Copy out the entries below in full and exactly.
[start]
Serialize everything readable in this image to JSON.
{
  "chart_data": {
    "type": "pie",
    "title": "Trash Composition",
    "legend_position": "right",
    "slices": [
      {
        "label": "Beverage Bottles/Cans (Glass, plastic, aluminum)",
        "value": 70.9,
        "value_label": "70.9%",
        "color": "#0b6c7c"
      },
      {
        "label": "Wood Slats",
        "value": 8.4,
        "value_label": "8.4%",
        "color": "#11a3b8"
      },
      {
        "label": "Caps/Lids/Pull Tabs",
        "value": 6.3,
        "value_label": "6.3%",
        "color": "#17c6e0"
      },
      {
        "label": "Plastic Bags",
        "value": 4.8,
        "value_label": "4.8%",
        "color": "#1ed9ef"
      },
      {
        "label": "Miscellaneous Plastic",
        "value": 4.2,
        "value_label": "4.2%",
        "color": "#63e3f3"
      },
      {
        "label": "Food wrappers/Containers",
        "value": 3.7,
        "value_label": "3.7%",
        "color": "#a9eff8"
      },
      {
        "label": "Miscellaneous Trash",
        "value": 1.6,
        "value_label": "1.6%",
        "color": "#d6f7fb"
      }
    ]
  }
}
[end]
__EXERCISE RESPONSE__.
Serialize everything readable in this image to JSON.
{
  "chart_data": {
    "type": "pie",
    "title": "Trash Composition",
    "legend_position": "right",
    "slices": [
      {
        "label": "Beverage Bottles/Cans (Glass, plastic, aluminum)",
        "value": 70.9,
        "value_label": "70.9%",
        "color": "#0b6c7c"
      },
      {
        "label": "Wood Slats",
        "value": 8.4,
        "value_label": "8.4%",
        "color": "#11a3b8"
      },
      {
        "label": "Caps/Lids/Pull Tabs",
        "value": 6.3,
        "value_label": "6.3%",
        "color": "#17c6e0"
      },
      {
        "label": "Plastic Bags",
        "value": 4.8,
        "value_label": "4.8%",
        "color": "#1ed9ef"
      },
      {
        "label": "Miscellaneous Plastic",
        "value": 4.2,
        "value_label": "4.2%",
        "color": "#63e3f3"
      },
      {
        "label": "Food wrappers/Containers",
        "value": 3.7,
        "value_label": "3.7%",
        "color": "#a9eff8"
      },
      {
        "label": "Miscellaneous Trash",
        "value": 1.6,
        "value_label": "1.6%",
        "color": "#d6f7fb"
      }
    ]
  }
}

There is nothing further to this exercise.